═════ Data shown ═════
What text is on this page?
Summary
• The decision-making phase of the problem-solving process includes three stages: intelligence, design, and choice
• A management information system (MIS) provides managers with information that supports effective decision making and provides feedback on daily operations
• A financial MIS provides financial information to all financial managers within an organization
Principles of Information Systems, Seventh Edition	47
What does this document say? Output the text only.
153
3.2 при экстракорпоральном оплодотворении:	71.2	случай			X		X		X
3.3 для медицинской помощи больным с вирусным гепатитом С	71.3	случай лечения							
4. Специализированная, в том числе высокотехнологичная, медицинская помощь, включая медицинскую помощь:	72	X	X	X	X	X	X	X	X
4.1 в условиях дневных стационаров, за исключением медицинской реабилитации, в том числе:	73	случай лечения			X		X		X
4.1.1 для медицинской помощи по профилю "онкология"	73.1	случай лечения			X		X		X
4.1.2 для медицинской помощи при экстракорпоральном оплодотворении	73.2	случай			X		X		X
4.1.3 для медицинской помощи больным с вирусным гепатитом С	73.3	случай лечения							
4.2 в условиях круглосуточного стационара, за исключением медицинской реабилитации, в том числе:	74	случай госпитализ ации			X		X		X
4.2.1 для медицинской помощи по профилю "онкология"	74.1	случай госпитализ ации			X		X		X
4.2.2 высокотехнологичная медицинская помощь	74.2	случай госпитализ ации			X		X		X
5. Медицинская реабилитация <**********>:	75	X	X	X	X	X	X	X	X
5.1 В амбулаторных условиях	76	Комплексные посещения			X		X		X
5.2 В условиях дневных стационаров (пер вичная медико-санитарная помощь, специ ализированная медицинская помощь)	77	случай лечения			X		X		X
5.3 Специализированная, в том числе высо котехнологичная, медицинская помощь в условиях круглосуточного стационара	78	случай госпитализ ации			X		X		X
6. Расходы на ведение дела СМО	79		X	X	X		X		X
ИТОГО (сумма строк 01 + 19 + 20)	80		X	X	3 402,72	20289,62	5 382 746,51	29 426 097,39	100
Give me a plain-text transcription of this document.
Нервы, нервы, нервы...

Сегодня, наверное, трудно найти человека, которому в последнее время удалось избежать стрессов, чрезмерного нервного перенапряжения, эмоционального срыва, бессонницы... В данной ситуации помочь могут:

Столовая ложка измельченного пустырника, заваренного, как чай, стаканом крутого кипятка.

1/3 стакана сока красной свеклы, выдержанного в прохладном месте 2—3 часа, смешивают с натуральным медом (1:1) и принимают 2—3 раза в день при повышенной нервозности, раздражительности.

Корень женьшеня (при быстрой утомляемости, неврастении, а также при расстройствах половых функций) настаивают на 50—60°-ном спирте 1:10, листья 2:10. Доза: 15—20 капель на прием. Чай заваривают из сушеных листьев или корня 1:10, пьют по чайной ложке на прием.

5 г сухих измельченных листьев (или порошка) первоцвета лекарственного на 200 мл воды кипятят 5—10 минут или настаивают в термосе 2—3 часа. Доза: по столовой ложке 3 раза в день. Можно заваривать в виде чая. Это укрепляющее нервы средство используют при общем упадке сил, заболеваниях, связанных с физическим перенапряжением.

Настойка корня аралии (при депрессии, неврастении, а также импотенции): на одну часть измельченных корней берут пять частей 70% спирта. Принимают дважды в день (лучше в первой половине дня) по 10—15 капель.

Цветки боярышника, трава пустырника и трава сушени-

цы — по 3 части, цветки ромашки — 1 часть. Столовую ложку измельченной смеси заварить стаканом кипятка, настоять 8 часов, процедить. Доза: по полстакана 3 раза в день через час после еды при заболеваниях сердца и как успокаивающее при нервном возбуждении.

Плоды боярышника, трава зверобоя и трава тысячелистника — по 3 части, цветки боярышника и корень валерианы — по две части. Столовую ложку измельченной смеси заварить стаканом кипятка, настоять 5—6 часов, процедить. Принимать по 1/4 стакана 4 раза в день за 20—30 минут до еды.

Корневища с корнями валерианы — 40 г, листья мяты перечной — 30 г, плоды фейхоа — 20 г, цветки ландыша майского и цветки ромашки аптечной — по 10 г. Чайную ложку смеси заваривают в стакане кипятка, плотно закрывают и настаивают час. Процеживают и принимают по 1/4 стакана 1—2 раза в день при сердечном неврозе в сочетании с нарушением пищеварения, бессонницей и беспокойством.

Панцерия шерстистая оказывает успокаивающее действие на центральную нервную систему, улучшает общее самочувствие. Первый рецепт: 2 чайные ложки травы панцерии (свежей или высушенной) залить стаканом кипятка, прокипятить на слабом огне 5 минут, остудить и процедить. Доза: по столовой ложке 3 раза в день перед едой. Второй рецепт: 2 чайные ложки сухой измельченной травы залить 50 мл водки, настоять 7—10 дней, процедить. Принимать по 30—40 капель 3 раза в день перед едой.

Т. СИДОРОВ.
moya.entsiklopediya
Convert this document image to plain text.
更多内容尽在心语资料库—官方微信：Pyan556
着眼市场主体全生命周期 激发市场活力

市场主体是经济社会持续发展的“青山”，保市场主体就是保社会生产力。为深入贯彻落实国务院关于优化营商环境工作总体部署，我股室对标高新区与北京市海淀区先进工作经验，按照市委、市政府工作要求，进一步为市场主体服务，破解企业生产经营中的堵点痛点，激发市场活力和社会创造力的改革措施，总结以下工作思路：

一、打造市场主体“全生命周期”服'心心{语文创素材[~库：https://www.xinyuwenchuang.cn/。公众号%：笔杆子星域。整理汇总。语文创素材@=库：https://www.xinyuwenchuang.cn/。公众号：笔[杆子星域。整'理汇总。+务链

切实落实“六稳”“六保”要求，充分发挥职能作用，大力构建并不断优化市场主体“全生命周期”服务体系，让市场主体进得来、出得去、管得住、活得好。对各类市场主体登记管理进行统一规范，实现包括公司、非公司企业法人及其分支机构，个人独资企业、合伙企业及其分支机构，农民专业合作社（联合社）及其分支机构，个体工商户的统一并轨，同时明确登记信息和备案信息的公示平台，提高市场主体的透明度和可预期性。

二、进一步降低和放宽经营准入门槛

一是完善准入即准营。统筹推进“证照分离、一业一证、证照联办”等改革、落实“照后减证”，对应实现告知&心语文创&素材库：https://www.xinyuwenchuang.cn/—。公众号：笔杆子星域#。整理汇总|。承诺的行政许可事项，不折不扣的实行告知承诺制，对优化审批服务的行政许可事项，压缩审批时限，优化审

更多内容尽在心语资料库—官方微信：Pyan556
═════
> **Written request**: Write out the entries above word for word.

> **Answer for this exercise**:
What text is on this page?
Summary
• The decision-making phase of the problem-solving process includes three stages: intelligence, design, and choice
• A management information system (MIS) provides managers with information that supports effective decision making and provides feedback on daily operations
• A financial MIS provides financial information to all financial managers within an organization
Principles of Information Systems, Seventh Edition	47
What does this document say? Output the text only.
153
3.2 при экстракорпоральном оплодотворении:	71.2	случай			X		X		X
3.3 для медицинской помощи больным с вирусным гепатитом С	71.3	случай лечения							
4. Специализированная, в том числе высокотехнологичная, медицинская помощь, включая медицинскую помощь:	72	X	X	X	X	X	X	X	X
4.1 в условиях дневных стационаров, за исключением медицинской реабилитации, в том числе:	73	случай лечения			X		X		X
4.1.1 для медицинской помощи по профилю "онкология"	73.1	случай лечения			X		X		X
4.1.2 для медицинской помощи при экстракорпоральном оплодотворении	73.2	случай			X		X		X
4.1.3 для медицинской помощи больным с вирусным гепатитом С	73.3	случай лечения							
4.2 в условиях круглосуточного стационара, за исключением медицинской реабилитации, в том числе:	74	случай госпитализ ации			X		X		X
4.2.1 для медицинской помощи по профилю "онкология"	74.1	случай госпитализ ации			X		X		X
4.2.2 высокотехнологичная медицинская помощь	74.2	случай госпитализ ации			X		X		X
5. Медицинская реабилитация <**********>:	75	X	X	X	X	X	X	X	X
5.1 В амбулаторных условиях	76	Комплексные посещения			X		X		X
5.2 В условиях дневных стационаров (пер вичная медико-санитарная помощь, специ ализированная медицинская помощь)	77	случай лечения			X		X		X
5.3 Специализированная, в том числе высо котехнологичная, медицинская помощь в условиях круглосуточного стационара	78	случай госпитализ ации			X		X		X
6. Расходы на ведение дела СМО	79		X	X	X		X		X
ИТОГО (сумма строк 01 + 19 + 20)	80		X	X	3 402,72	20289,62	5 382 746,51	29 426 097,39	100
Give me a plain-text transcription of this document.
Нервы, нервы, нервы...

Сегодня, наверное, трудно найти человека, которому в последнее время удалось избежать стрессов, чрезмерного нервного перенапряжения, эмоционального срыва, бессонницы... В данной ситуации помочь могут:

Столовая ложка измельченного пустырника, заваренного, как чай, стаканом крутого кипятка.

1/3 стакана сока красной свеклы, выдержанного в прохладном месте 2—3 часа, смешивают с натуральным медом (1:1) и принимают 2—3 раза в день при повышенной нервозности, раздражительности.

Корень женьшеня (при быстрой утомляемости, неврастении, а также при расстройствах половых функций) настаивают на 50—60°-ном спирте 1:10, листья 2:10. Доза: 15—20 капель на прием. Чай заваривают из сушеных листьев или корня 1:10, пьют по чайной ложке на прием.

5 г сухих измельченных листьев (или порошка) первоцвета лекарственного на 200 мл воды кипятят 5—10 минут или настаивают в термосе 2—3 часа. Доза: по столовой ложке 3 раза в день. Можно заваривать в виде чая. Это укрепляющее нервы средство используют при общем упадке сил, заболеваниях, связанных с физическим перенапряжением.

Настойка корня аралии (при депрессии, неврастении, а также импотенции): на одну часть измельченных корней берут пять частей 70% спирта. Принимают дважды в день (лучше в первой половине дня) по 10—15 капель.

Цветки боярышника, трава пустырника и трава сушени-

цы — по 3 части, цветки ромашки — 1 часть. Столовую ложку измельченной смеси заварить стаканом кипятка, настоять 8 часов, процедить. Доза: по полстакана 3 раза в день через час после еды при заболеваниях сердца и как успокаивающее при нервном возбуждении.

Плоды боярышника, трава зверобоя и трава тысячелистника — по 3 части, цветки боярышника и корень валерианы — по две части. Столовую ложку измельченной смеси заварить стаканом кипятка, настоять 5—6 часов, процедить. Принимать по 1/4 стакана 4 раза в день за 20—30 минут до еды.

Корневища с корнями валерианы — 40 г, листья мяты перечной — 30 г, плоды фейхоа — 20 г, цветки ландыша майского и цветки ромашки аптечной — по 10 г. Чайную ложку смеси заваривают в стакане кипятка, плотно закрывают и настаивают час. Процеживают и принимают по 1/4 стакана 1—2 раза в день при сердечном неврозе в сочетании с нарушением пищеварения, бессонницей и беспокойством.

Панцерия шерстистая оказывает успокаивающее действие на центральную нервную систему, улучшает общее самочувствие. Первый рецепт: 2 чайные ложки травы панцерии (свежей или высушенной) залить стаканом кипятка, прокипятить на слабом огне 5 минут, остудить и процедить. Доза: по столовой ложке 3 раза в день перед едой. Второй рецепт: 2 чайные ложки сухой измельченной травы залить 50 мл водки, настоять 7—10 дней, процедить. Принимать по 30—40 капель 3 раза в день перед едой.

Т. СИДОРОВ.
moya.entsiklopediya
Convert this document image to plain text.
更多内容尽在心语资料库—官方微信：Pyan556
着眼市场主体全生命周期 激发市场活力

市场主体是经济社会持续发展的“青山”，保市场主体就是保社会生产力。为深入贯彻落实国务院关于优化营商环境工作总体部署，我股室对标高新区与北京市海淀区先进工作经验，按照市委、市政府工作要求，进一步为市场主体服务，破解企业生产经营中的堵点痛点，激发市场活力和社会创造力的改革措施，总结以下工作思路：

一、打造市场主体“全生命周期”服'心心{语文创素材[~库：https://www.xinyuwenchuang.cn/。公众号%：笔杆子星域。整理汇总。语文创素材@=库：https://www.xinyuwenchuang.cn/。公众号：笔[杆子星域。整'理汇总。+务链

切实落实“六稳”“六保”要求，充分发挥职能作用，大力构建并不断优化市场主体“全生命周期”服务体系，让市场主体进得来、出得去、管得住、活得好。对各类市场主体登记管理进行统一规范，实现包括公司、非公司企业法人及其分支机构，个人独资企业、合伙企业及其分支机构，农民专业合作社（联合社）及其分支机构，个体工商户的统一并轨，同时明确登记信息和备案信息的公示平台，提高市场主体的透明度和可预期性。

二、进一步降低和放宽经营准入门槛

一是完善准入即准营。统筹推进“证照分离、一业一证、证照联办”等改革、落实“照后减证”，对应实现告知&心语文创&素材库：https://www.xinyuwenchuang.cn/—。公众号：笔杆子星域#。整理汇总|。承诺的行政许可事项，不折不扣的实行告知承诺制，对优化审批服务的行政许可事项，压缩审批时限，优化审

更多内容尽在心语资料库—官方微信：Pyan556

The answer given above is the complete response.